== Task directions ==
Each record must be reproduced exactly as it is shown.
[start]
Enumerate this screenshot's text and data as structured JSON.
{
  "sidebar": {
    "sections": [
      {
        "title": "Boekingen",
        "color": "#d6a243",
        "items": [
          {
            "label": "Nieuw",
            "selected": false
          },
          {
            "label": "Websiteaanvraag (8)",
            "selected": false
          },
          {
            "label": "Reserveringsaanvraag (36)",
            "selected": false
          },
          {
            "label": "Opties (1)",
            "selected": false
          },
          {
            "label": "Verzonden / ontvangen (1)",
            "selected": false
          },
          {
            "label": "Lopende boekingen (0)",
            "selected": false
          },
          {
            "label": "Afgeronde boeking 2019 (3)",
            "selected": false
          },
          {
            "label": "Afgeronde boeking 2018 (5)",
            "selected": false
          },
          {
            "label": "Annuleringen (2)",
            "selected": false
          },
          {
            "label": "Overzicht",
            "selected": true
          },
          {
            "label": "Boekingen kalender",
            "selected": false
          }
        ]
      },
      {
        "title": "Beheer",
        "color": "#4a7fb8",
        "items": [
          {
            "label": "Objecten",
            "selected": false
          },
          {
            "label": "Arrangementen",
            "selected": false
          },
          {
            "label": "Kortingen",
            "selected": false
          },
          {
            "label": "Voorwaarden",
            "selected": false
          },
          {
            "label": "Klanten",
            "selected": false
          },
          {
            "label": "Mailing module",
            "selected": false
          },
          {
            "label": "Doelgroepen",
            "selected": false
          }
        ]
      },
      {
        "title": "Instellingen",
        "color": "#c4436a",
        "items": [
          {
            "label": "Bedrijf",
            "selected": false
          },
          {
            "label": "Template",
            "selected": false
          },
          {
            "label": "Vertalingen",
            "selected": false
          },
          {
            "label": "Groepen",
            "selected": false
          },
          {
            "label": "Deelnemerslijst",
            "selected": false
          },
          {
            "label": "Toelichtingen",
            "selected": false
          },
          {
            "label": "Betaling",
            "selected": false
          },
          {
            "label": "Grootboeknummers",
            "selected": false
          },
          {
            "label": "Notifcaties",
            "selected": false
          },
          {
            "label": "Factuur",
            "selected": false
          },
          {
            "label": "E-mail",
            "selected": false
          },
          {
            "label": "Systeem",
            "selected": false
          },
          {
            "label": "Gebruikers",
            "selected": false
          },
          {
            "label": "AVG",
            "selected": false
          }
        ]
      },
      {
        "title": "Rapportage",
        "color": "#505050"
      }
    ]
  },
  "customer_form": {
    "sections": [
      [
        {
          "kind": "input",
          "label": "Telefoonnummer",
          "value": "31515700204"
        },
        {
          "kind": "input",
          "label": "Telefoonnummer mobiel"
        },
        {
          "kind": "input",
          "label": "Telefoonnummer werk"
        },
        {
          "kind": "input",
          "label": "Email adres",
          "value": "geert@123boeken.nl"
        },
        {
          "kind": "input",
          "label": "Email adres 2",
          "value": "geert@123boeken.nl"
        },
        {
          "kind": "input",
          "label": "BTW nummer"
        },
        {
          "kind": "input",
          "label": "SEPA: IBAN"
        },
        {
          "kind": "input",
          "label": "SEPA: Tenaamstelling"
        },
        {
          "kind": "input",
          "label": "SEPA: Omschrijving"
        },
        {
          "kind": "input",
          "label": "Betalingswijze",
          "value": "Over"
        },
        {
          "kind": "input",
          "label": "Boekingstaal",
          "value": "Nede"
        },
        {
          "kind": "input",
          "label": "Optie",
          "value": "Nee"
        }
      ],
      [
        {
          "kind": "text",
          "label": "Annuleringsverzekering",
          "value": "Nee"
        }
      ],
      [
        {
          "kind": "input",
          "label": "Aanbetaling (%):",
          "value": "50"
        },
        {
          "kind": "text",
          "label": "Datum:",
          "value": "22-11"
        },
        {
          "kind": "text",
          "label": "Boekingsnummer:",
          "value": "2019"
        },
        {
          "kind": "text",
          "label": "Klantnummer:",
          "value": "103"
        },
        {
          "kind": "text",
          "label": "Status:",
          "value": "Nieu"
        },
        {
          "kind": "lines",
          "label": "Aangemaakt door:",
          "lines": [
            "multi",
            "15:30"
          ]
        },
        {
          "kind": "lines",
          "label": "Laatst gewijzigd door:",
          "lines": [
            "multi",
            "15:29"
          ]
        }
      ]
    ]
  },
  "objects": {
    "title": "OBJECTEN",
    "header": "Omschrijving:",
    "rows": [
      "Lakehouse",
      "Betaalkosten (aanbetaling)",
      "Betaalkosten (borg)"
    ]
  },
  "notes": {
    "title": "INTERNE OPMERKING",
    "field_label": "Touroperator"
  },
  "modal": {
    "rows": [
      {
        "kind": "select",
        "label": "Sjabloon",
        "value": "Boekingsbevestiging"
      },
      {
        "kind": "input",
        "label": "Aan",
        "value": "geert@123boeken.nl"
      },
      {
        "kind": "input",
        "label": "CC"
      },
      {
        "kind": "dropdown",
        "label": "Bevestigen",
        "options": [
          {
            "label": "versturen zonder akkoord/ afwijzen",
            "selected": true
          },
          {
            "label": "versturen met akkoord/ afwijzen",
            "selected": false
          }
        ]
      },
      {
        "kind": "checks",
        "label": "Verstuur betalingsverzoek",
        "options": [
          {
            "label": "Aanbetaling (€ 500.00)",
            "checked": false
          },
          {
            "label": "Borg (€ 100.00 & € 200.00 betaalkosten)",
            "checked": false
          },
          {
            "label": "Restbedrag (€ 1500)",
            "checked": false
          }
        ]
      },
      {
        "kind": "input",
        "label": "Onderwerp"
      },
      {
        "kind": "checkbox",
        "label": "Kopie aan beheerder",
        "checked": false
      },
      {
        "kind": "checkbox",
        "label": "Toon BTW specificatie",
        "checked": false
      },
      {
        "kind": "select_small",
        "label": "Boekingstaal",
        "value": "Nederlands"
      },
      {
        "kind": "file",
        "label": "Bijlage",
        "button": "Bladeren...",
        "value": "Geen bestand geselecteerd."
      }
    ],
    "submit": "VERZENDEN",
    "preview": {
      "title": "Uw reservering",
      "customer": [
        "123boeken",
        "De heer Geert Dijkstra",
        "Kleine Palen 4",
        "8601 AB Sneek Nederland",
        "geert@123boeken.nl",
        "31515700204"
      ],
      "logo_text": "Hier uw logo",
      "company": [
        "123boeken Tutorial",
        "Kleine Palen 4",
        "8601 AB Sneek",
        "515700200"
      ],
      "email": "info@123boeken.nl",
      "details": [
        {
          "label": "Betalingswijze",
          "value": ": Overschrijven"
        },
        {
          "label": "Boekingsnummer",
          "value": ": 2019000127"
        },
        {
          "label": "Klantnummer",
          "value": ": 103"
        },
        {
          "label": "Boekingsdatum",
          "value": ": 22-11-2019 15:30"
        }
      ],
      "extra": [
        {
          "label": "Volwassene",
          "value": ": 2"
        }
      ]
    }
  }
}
[end]
== The solution ==
Enumerate this screenshot's text and data as structured JSON.
{
  "sidebar": {
    "sections": [
      {
        "title": "Boekingen",
        "color": "#d6a243",
        "items": [
          {
            "label": "Nieuw",
            "selected": false
          },
          {
            "label": "Websiteaanvraag (8)",
            "selected": false
          },
          {
            "label": "Reserveringsaanvraag (36)",
            "selected": false
          },
          {
            "label": "Opties (1)",
            "selected": false
          },
          {
            "label": "Verzonden / ontvangen (1)",
            "selected": false
          },
          {
            "label": "Lopende boekingen (0)",
            "selected": false
          },
          {
            "label": "Afgeronde boeking 2019 (3)",
            "selected": false
          },
          {
            "label": "Afgeronde boeking 2018 (5)",
            "selected": false
          },
          {
            "label": "Annuleringen (2)",
            "selected": false
          },
          {
            "label": "Overzicht",
            "selected": true
          },
          {
            "label": "Boekingen kalender",
            "selected": false
          }
        ]
      },
      {
        "title": "Beheer",
        "color": "#4a7fb8",
        "items": [
          {
            "label": "Objecten",
            "selected": false
          },
          {
            "label": "Arrangementen",
            "selected": false
          },
          {
            "label": "Kortingen",
            "selected": false
          },
          {
            "label": "Voorwaarden",
            "selected": false
          },
          {
            "label": "Klanten",
            "selected": false
          },
          {
            "label": "Mailing module",
            "selected": false
          },
          {
            "label": "Doelgroepen",
            "selected": false
          }
        ]
      },
      {
        "title": "Instellingen",
        "color": "#c4436a",
        "items": [
          {
            "label": "Bedrijf",
            "selected": false
          },
          {
            "label": "Template",
            "selected": false
          },
          {
            "label": "Vertalingen",
            "selected": false
          },
          {
            "label": "Groepen",
            "selected": false
          },
          {
            "label": "Deelnemerslijst",
            "selected": false
          },
          {
            "label": "Toelichtingen",
            "selected": false
          },
          {
            "label": "Betaling",
            "selected": false
          },
          {
            "label": "Grootboeknummers",
            "selected": false
          },
          {
            "label": "Notifcaties",
            "selected": false
          },
          {
            "label": "Factuur",
            "selected": false
          },
          {
            "label": "E-mail",
            "selected": false
          },
          {
            "label": "Systeem",
            "selected": false
          },
          {
            "label": "Gebruikers",
            "selected": false
          },
          {
            "label": "AVG",
            "selected": false
          }
        ]
      },
      {
        "title": "Rapportage",
        "color": "#505050"
      }
    ]
  },
  "customer_form": {
    "sections": [
      [
        {
          "kind": "input",
          "label": "Telefoonnummer",
          "value": "31515700204"
        },
        {
          "kind": "input",
          "label": "Telefoonnummer mobiel"
        },
        {
          "kind": "input",
          "label": "Telefoonnummer werk"
        },
        {
          "kind": "input",
          "label": "Email adres",
          "value": "geert@123boeken.nl"
        },
        {
          "kind": "input",
          "label": "Email adres 2",
          "value": "geert@123boeken.nl"
        },
        {
          "kind": "input",
          "label": "BTW nummer"
        },
        {
          "kind": "input",
          "label": "SEPA: IBAN"
        },
        {
          "kind": "input",
          "label": "SEPA: Tenaamstelling"
        },
        {
          "kind": "input",
          "label": "SEPA: Omschrijving"
        },
        {
          "kind": "input",
          "label": "Betalingswijze",
          "value": "Over"
        },
        {
          "kind": "input",
          "label": "Boekingstaal",
          "value": "Nede"
        },
        {
          "kind": "input",
          "label": "Optie",
          "value": "Nee"
        }
      ],
      [
        {
          "kind": "text",
          "label": "Annuleringsverzekering",
          "value": "Nee"
        }
      ],
      [
        {
          "kind": "input",
          "label": "Aanbetaling (%):",
          "value": "50"
        },
        {
          "kind": "text",
          "label": "Datum:",
          "value": "22-11"
        },
        {
          "kind": "text",
          "label": "Boekingsnummer:",
          "value": "2019"
        },
        {
          "kind": "text",
          "label": "Klantnummer:",
          "value": "103"
        },
        {
          "kind": "text",
          "label": "Status:",
          "value": "Nieu"
        },
        {
          "kind": "lines",
          "label": "Aangemaakt door:",
          "lines": [
            "multi",
            "15:30"
          ]
        },
        {
          "kind": "lines",
          "label": "Laatst gewijzigd door:",
          "lines": [
            "multi",
            "15:29"
          ]
        }
      ]
    ]
  },
  "objects": {
    "title": "OBJECTEN",
    "header": "Omschrijving:",
    "rows": [
      "Lakehouse",
      "Betaalkosten (aanbetaling)",
      "Betaalkosten (borg)"
    ]
  },
  "notes": {
    "title": "INTERNE OPMERKING",
    "field_label": "Touroperator"
  },
  "modal": {
    "rows": [
      {
        "kind": "select",
        "label": "Sjabloon",
        "value": "Boekingsbevestiging"
      },
      {
        "kind": "input",
        "label": "Aan",
        "value": "geert@123boeken.nl"
      },
      {
        "kind": "input",
        "label": "CC"
      },
      {
        "kind": "dropdown",
        "label": "Bevestigen",
        "options": [
          {
            "label": "versturen zonder akkoord/ afwijzen",
            "selected": true
          },
          {
            "label": "versturen met akkoord/ afwijzen",
            "selected": false
          }
        ]
      },
      {
        "kind": "checks",
        "label": "Verstuur betalingsverzoek",
        "options": [
          {
            "label": "Aanbetaling (€ 500.00)",
            "checked": false
          },
          {
            "label": "Borg (€ 100.00 & € 200.00 betaalkosten)",
            "checked": false
          },
          {
            "label": "Restbedrag (€ 1500)",
            "checked": false
          }
        ]
      },
      {
        "kind": "input",
        "label": "Onderwerp"
      },
      {
        "kind": "checkbox",
        "label": "Kopie aan beheerder",
        "checked": false
      },
      {
        "kind": "checkbox",
        "label": "Toon BTW specificatie",
        "checked": false
      },
      {
        "kind": "select_small",
        "label": "Boekingstaal",
        "value": "Nederlands"
      },
      {
        "kind": "file",
        "label": "Bijlage",
        "button": "Bladeren...",
        "value": "Geen bestand geselecteerd."
      }
    ],
    "submit": "VERZENDEN",
    "preview": {
      "title": "Uw reservering",
      "customer": [
        "123boeken",
        "De heer Geert Dijkstra",
        "Kleine Palen 4",
        "8601 AB Sneek Nederland",
        "geert@123boeken.nl",
        "31515700204"
      ],
      "logo_text": "Hier uw logo",
      "company": [
        "123boeken Tutorial",
        "Kleine Palen 4",
        "8601 AB Sneek",
        "515700200"
      ],
      "email": "info@123boeken.nl",
      "details": [
        {
          "label": "Betalingswijze",
          "value": ": Overschrijven"
        },
        {
          "label": "Boekingsnummer",
          "value": ": 2019000127"
        },
        {
          "label": "Klantnummer",
          "value": ": 103"
        },
        {
          "label": "Boekingsdatum",
          "value": ": 22-11-2019 15:30"
        }
      ],
      "extra": [
        {
          "label": "Volwassene",
          "value": ": 2"
        }
      ]
    }
  }
}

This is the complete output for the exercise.